(Extracted data entries)
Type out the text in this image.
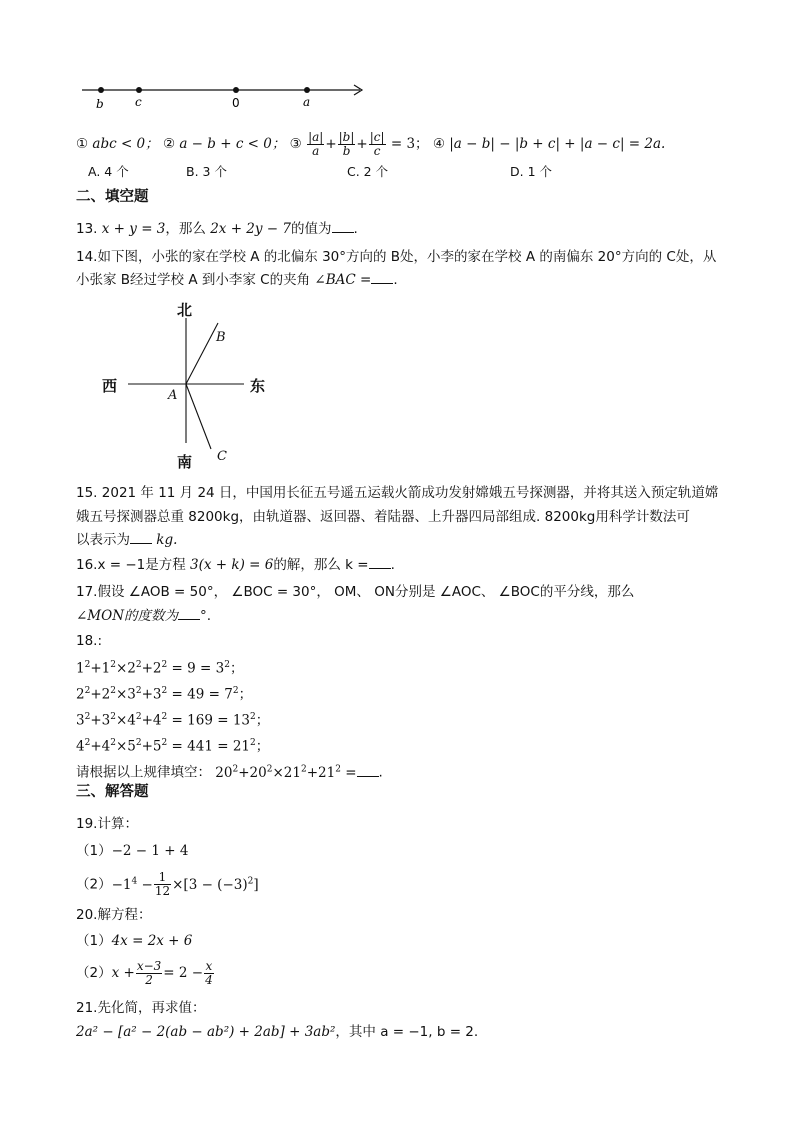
b	c	0	a
① abc < 0； ② a − b + c < 0； ③ $\frac{|a|}{a} + \frac{|b|}{b} + \frac{|c|}{c} = 3$； ④ |a − b| − |b + c| + |a − c| = 2a.
A. 4 个	B. 3 个	C. 2 个	D. 1 个
二、填空题
13. x + y = 3，那么 2x + 2y − 7的值为 .
14.如下图，小张的家在学校 A 的北偏东 30°方向的 B处，小李的家在学校 A 的南偏东 20°方向的 C处，从
小张家 B经过学校 A 到小李家 C的夹角 ∠BAC = .
北
南
西	东
A
B
C
15. 2021 年 11 月 24 日，中国用长征五号遥五运载火箭成功发射嫦娥五号探测器，并将其送入预定轨道嫦
娥五号探测器总重 8200kg，由轨道器、返回器、着陆器、上升器四局部组成. 8200kg用科学计数法可
以表示为 kg.
16.x = −1是方程 3(x + k) = 6的解，那么 k = .
17.假设 ∠AOB = 50°， ∠BOC = 30°， OM、 ON分别是 ∠AOC、 ∠BOC的平分线，那么
∠MON的度数为 °.
18.:
$1^2+1^2\times 2^2+2^2 = 9 = 3^2$；
$2^2+2^2\times 3^2+3^2 = 49 = 7^2$；
$3^2+3^2\times 4^2+4^2 = 169 = 13^2$；
$4^2+4^2\times 5^2+5^2 = 441 = 21^2$；
请根据以上规律填空： $20^2+20^2\times 21^2+21^2$ = .
三、解答题
19.计算：
（1）−2 − 1 + 4
$(2)-1^4 - \frac{1}{12} \times[3 - (-3)^2]$
20.解方程：
（1）4x = 2x + 6
$(2)x + \frac{x-3}{2} = 2 - \frac{x}{4}$
21.先化简，再求值：
2a² − [a² − 2(ab − ab²) + 2ab] + 3ab²，其中 a = −1, b = 2.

■ EXERCISE GOAL
Print every record above exactly as written, leaving out the pictures.

■ WRITTEN ANSWER
Type out the text in this image.
b	c	0	a
① abc < 0； ② a − b + c < 0； ③ $\frac{|a|}{a} + \frac{|b|}{b} + \frac{|c|}{c} = 3$； ④ |a − b| − |b + c| + |a − c| = 2a.
A. 4 个	B. 3 个	C. 2 个	D. 1 个
二、填空题
13. x + y = 3，那么 2x + 2y − 7的值为 .
14.如下图，小张的家在学校 A 的北偏东 30°方向的 B处，小李的家在学校 A 的南偏东 20°方向的 C处，从
小张家 B经过学校 A 到小李家 C的夹角 ∠BAC = .
北
南
西	东
A
B
C
15. 2021 年 11 月 24 日，中国用长征五号遥五运载火箭成功发射嫦娥五号探测器，并将其送入预定轨道嫦
娥五号探测器总重 8200kg，由轨道器、返回器、着陆器、上升器四局部组成. 8200kg用科学计数法可
以表示为 kg.
16.x = −1是方程 3(x + k) = 6的解，那么 k = .
17.假设 ∠AOB = 50°， ∠BOC = 30°， OM、 ON分别是 ∠AOC、 ∠BOC的平分线，那么
∠MON的度数为 °.
18.:
$1^2+1^2\times 2^2+2^2 = 9 = 3^2$；
$2^2+2^2\times 3^2+3^2 = 49 = 7^2$；
$3^2+3^2\times 4^2+4^2 = 169 = 13^2$；
$4^2+4^2\times 5^2+5^2 = 441 = 21^2$；
请根据以上规律填空： $20^2+20^2\times 21^2+21^2$ = .
三、解答题
19.计算：
（1）−2 − 1 + 4
$(2)-1^4 - \frac{1}{12} \times[3 - (-3)^2]$
20.解方程：
（1）4x = 2x + 6
$(2)x + \frac{x-3}{2} = 2 - \frac{x}{4}$
21.先化简，再求值：
2a² − [a² − 2(ab − ab²) + 2ab] + 3ab²，其中 a = −1, b = 2.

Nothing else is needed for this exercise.